INFORMATION SHOWN:
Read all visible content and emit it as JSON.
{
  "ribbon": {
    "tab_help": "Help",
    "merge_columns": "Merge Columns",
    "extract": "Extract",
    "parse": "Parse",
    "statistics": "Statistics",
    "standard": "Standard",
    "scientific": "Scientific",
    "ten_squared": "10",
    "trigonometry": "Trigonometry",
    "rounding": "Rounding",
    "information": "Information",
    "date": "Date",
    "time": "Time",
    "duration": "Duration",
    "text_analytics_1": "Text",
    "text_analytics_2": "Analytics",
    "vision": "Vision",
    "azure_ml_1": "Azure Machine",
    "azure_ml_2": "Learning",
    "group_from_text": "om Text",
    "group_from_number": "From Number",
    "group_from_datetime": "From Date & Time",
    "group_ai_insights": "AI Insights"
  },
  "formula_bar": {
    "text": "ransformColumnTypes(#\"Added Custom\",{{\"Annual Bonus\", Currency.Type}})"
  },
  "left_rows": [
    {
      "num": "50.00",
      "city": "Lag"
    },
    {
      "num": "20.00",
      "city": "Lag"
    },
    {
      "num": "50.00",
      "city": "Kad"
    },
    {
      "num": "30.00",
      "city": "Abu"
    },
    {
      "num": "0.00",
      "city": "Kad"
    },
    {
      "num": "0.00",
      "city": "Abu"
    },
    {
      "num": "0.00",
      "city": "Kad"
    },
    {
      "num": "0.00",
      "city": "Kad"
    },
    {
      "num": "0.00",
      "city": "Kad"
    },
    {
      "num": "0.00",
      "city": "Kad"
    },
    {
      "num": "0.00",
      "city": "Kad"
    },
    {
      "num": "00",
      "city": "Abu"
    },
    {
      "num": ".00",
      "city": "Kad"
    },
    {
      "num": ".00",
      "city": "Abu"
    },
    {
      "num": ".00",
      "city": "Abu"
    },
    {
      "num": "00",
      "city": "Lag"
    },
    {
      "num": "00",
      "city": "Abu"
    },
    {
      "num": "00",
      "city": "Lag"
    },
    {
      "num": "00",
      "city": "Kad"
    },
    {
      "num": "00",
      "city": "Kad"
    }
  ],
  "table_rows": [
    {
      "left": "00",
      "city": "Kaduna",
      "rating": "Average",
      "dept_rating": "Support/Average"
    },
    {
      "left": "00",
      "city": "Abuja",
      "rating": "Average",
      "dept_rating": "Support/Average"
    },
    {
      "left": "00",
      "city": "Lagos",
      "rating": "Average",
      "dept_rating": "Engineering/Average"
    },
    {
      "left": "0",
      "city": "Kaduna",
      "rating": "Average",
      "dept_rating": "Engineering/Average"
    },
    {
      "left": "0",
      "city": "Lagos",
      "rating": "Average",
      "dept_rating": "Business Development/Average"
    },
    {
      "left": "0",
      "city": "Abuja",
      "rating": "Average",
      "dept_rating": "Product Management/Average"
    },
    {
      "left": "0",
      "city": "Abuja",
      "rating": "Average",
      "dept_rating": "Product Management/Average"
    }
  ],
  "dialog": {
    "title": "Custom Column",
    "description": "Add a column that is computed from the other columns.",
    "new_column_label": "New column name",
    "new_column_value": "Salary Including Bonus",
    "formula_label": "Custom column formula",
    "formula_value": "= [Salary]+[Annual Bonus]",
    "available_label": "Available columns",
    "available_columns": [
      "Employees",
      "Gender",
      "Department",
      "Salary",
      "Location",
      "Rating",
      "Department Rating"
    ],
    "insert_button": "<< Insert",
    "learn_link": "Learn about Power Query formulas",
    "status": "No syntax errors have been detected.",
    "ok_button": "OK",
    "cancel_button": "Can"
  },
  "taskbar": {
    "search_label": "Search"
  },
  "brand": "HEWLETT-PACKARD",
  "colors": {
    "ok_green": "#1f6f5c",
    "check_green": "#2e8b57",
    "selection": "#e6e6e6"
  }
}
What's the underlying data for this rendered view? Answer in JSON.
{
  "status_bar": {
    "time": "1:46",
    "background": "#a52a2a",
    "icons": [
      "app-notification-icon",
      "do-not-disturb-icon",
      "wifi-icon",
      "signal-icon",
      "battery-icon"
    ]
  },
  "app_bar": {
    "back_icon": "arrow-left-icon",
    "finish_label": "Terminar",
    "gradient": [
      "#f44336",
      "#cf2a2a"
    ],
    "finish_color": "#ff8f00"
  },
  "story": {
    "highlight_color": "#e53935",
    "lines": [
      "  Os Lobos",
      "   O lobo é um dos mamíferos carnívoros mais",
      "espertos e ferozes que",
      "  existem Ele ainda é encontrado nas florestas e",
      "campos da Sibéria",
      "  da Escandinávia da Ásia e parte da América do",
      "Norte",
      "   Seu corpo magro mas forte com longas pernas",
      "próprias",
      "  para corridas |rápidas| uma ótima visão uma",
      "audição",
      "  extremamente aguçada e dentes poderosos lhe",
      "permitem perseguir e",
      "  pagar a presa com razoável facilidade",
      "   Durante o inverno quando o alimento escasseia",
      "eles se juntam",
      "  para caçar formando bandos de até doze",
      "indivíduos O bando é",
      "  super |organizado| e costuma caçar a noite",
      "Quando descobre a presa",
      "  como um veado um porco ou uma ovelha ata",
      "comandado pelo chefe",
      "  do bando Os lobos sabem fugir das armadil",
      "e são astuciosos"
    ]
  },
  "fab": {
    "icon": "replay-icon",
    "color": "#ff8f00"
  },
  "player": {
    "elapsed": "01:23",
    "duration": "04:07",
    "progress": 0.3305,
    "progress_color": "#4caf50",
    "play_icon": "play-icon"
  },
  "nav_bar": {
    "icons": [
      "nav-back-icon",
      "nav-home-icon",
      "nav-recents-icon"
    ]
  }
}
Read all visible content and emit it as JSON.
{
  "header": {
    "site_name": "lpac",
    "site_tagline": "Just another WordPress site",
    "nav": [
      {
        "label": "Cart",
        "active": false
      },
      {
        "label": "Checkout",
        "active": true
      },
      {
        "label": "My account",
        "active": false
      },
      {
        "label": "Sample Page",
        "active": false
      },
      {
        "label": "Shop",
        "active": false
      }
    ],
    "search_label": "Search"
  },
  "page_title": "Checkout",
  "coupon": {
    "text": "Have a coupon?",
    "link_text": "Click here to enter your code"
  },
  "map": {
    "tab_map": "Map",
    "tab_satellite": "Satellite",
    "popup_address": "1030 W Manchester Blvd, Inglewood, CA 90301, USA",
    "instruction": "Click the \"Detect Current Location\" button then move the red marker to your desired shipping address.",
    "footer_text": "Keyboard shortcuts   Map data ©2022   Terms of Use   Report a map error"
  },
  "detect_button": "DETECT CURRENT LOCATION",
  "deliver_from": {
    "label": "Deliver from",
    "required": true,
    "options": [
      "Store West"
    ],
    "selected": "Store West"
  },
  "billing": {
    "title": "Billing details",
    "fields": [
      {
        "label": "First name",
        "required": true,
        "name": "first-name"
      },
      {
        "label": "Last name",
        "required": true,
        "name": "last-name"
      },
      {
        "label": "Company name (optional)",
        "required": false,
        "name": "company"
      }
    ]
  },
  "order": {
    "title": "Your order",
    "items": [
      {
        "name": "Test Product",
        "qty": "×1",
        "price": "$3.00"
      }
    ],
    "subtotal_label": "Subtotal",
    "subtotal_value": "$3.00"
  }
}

GOAL: Copy out all of the records shown above exactly.

TASK OUTPUT:
Read all visible content and emit it as JSON.
{
  "ribbon": {
    "tab_help": "Help",
    "merge_columns": "Merge Columns",
    "extract": "Extract",
    "parse": "Parse",
    "statistics": "Statistics",
    "standard": "Standard",
    "scientific": "Scientific",
    "ten_squared": "10",
    "trigonometry": "Trigonometry",
    "rounding": "Rounding",
    "information": "Information",
    "date": "Date",
    "time": "Time",
    "duration": "Duration",
    "text_analytics_1": "Text",
    "text_analytics_2": "Analytics",
    "vision": "Vision",
    "azure_ml_1": "Azure Machine",
    "azure_ml_2": "Learning",
    "group_from_text": "om Text",
    "group_from_number": "From Number",
    "group_from_datetime": "From Date & Time",
    "group_ai_insights": "AI Insights"
  },
  "formula_bar": {
    "text": "ransformColumnTypes(#\"Added Custom\",{{\"Annual Bonus\", Currency.Type}})"
  },
  "left_rows": [
    {
      "num": "50.00",
      "city": "Lag"
    },
    {
      "num": "20.00",
      "city": "Lag"
    },
    {
      "num": "50.00",
      "city": "Kad"
    },
    {
      "num": "30.00",
      "city": "Abu"
    },
    {
      "num": "0.00",
      "city": "Kad"
    },
    {
      "num": "0.00",
      "city": "Abu"
    },
    {
      "num": "0.00",
      "city": "Kad"
    },
    {
      "num": "0.00",
      "city": "Kad"
    },
    {
      "num": "0.00",
      "city": "Kad"
    },
    {
      "num": "0.00",
      "city": "Kad"
    },
    {
      "num": "0.00",
      "city": "Kad"
    },
    {
      "num": "00",
      "city": "Abu"
    },
    {
      "num": ".00",
      "city": "Kad"
    },
    {
      "num": ".00",
      "city": "Abu"
    },
    {
      "num": ".00",
      "city": "Abu"
    },
    {
      "num": "00",
      "city": "Lag"
    },
    {
      "num": "00",
      "city": "Abu"
    },
    {
      "num": "00",
      "city": "Lag"
    },
    {
      "num": "00",
      "city": "Kad"
    },
    {
      "num": "00",
      "city": "Kad"
    }
  ],
  "table_rows": [
    {
      "left": "00",
      "city": "Kaduna",
      "rating": "Average",
      "dept_rating": "Support/Average"
    },
    {
      "left": "00",
      "city": "Abuja",
      "rating": "Average",
      "dept_rating": "Support/Average"
    },
    {
      "left": "00",
      "city": "Lagos",
      "rating": "Average",
      "dept_rating": "Engineering/Average"
    },
    {
      "left": "0",
      "city": "Kaduna",
      "rating": "Average",
      "dept_rating": "Engineering/Average"
    },
    {
      "left": "0",
      "city": "Lagos",
      "rating": "Average",
      "dept_rating": "Business Development/Average"
    },
    {
      "left": "0",
      "city": "Abuja",
      "rating": "Average",
      "dept_rating": "Product Management/Average"
    },
    {
      "left": "0",
      "city": "Abuja",
      "rating": "Average",
      "dept_rating": "Product Management/Average"
    }
  ],
  "dialog": {
    "title": "Custom Column",
    "description": "Add a column that is computed from the other columns.",
    "new_column_label": "New column name",
    "new_column_value": "Salary Including Bonus",
    "formula_label": "Custom column formula",
    "formula_value": "= [Salary]+[Annual Bonus]",
    "available_label": "Available columns",
    "available_columns": [
      "Employees",
      "Gender",
      "Department",
      "Salary",
      "Location",
      "Rating",
      "Department Rating"
    ],
    "insert_button": "<< Insert",
    "learn_link": "Learn about Power Query formulas",
    "status": "No syntax errors have been detected.",
    "ok_button": "OK",
    "cancel_button": "Can"
  },
  "taskbar": {
    "search_label": "Search"
  },
  "brand": "HEWLETT-PACKARD",
  "colors": {
    "ok_green": "#1f6f5c",
    "check_green": "#2e8b57",
    "selection": "#e6e6e6"
  }
}
What's the underlying data for this rendered view? Answer in JSON.
{
  "status_bar": {
    "time": "1:46",
    "background": "#a52a2a",
    "icons": [
      "app-notification-icon",
      "do-not-disturb-icon",
      "wifi-icon",
      "signal-icon",
      "battery-icon"
    ]
  },
  "app_bar": {
    "back_icon": "arrow-left-icon",
    "finish_label": "Terminar",
    "gradient": [
      "#f44336",
      "#cf2a2a"
    ],
    "finish_color": "#ff8f00"
  },
  "story": {
    "highlight_color": "#e53935",
    "lines": [
      "  Os Lobos",
      "   O lobo é um dos mamíferos carnívoros mais",
      "espertos e ferozes que",
      "  existem Ele ainda é encontrado nas florestas e",
      "campos da Sibéria",
      "  da Escandinávia da Ásia e parte da América do",
      "Norte",
      "   Seu corpo magro mas forte com longas pernas",
      "próprias",
      "  para corridas |rápidas| uma ótima visão uma",
      "audição",
      "  extremamente aguçada e dentes poderosos lhe",
      "permitem perseguir e",
      "  pagar a presa com razoável facilidade",
      "   Durante o inverno quando o alimento escasseia",
      "eles se juntam",
      "  para caçar formando bandos de até doze",
      "indivíduos O bando é",
      "  super |organizado| e costuma caçar a noite",
      "Quando descobre a presa",
      "  como um veado um porco ou uma ovelha ata",
      "comandado pelo chefe",
      "  do bando Os lobos sabem fugir das armadil",
      "e são astuciosos"
    ]
  },
  "fab": {
    "icon": "replay-icon",
    "color": "#ff8f00"
  },
  "player": {
    "elapsed": "01:23",
    "duration": "04:07",
    "progress": 0.3305,
    "progress_color": "#4caf50",
    "play_icon": "play-icon"
  },
  "nav_bar": {
    "icons": [
      "nav-back-icon",
      "nav-home-icon",
      "nav-recents-icon"
    ]
  }
}
Read all visible content and emit it as JSON.
{
  "header": {
    "site_name": "lpac",
    "site_tagline": "Just another WordPress site",
    "nav": [
      {
        "label": "Cart",
        "active": false
      },
      {
        "label": "Checkout",
        "active": true
      },
      {
        "label": "My account",
        "active": false
      },
      {
        "label": "Sample Page",
        "active": false
      },
      {
        "label": "Shop",
        "active": false
      }
    ],
    "search_label": "Search"
  },
  "page_title": "Checkout",
  "coupon": {
    "text": "Have a coupon?",
    "link_text": "Click here to enter your code"
  },
  "map": {
    "tab_map": "Map",
    "tab_satellite": "Satellite",
    "popup_address": "1030 W Manchester Blvd, Inglewood, CA 90301, USA",
    "instruction": "Click the \"Detect Current Location\" button then move the red marker to your desired shipping address.",
    "footer_text": "Keyboard shortcuts   Map data ©2022   Terms of Use   Report a map error"
  },
  "detect_button": "DETECT CURRENT LOCATION",
  "deliver_from": {
    "label": "Deliver from",
    "required": true,
    "options": [
      "Store West"
    ],
    "selected": "Store West"
  },
  "billing": {
    "title": "Billing details",
    "fields": [
      {
        "label": "First name",
        "required": true,
        "name": "first-name"
      },
      {
        "label": "Last name",
        "required": true,
        "name": "last-name"
      },
      {
        "label": "Company name (optional)",
        "required": false,
        "name": "company"
      }
    ]
  },
  "order": {
    "title": "Your order",
    "items": [
      {
        "name": "Test Product",
        "qty": "×1",
        "price": "$3.00"
      }
    ],
    "subtotal_label": "Subtotal",
    "subtotal_value": "$3.00"
  }
}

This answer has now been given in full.